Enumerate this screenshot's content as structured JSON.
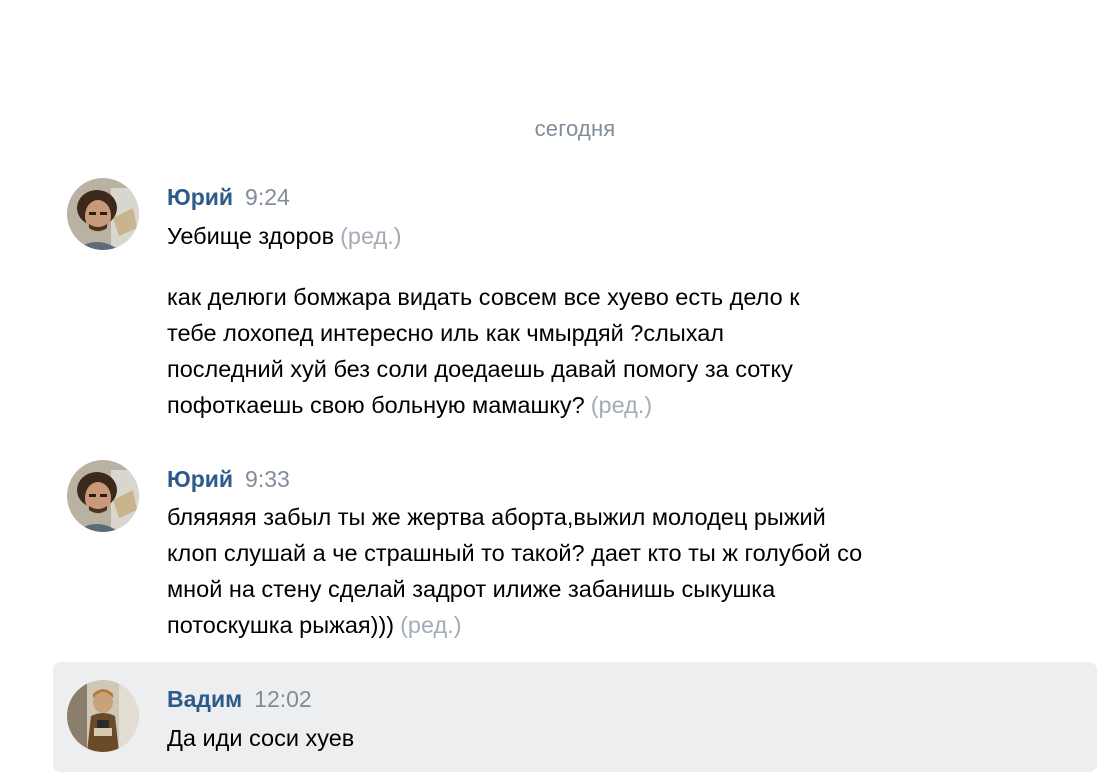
{
  "date_divider": "сегодня",
  "messages": [
    {
      "author": "Юрий",
      "time": "9:24",
      "texts": [
        {
          "text": "Уебище здоров",
          "edited": "(ред.)"
        },
        {
          "text": "как делюги бомжара видать совсем все хуево есть дело к\nтебе лохопед интересно иль как чмырдяй ?слыхал\nпоследний хуй без соли доедаешь давай помогу за сотку\nпофоткаешь свою больную мамашку?",
          "edited": "(ред.)"
        }
      ]
    },
    {
      "author": "Юрий",
      "time": "9:33",
      "texts": [
        {
          "text": "бляяяяя забыл ты же жертва аборта,выжил молодец рыжий\nклоп слушай а че страшный то такой? дает кто ты ж голубой со\nмной на стену сделай задрот илиже забанишь сыкушка\nпотоскушка рыжая)))",
          "edited": "(ред.)"
        }
      ]
    },
    {
      "author": "Вадим",
      "time": "12:02",
      "texts": [
        {
          "text": "Да иди соси хуев"
        }
      ]
    }
  ],
  "colors": {
    "author": "#2c5a8b",
    "meta": "#818c99",
    "edited": "#a4adb7",
    "highlight": "#edeef0"
  }
}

Written request:
Search the listing for the word "author" and return each line that holds it.

Task output:
      "author": "Юрий",
      "author": "Юрий",
      "author": "Вадим",
    "author": "#2c5a8b",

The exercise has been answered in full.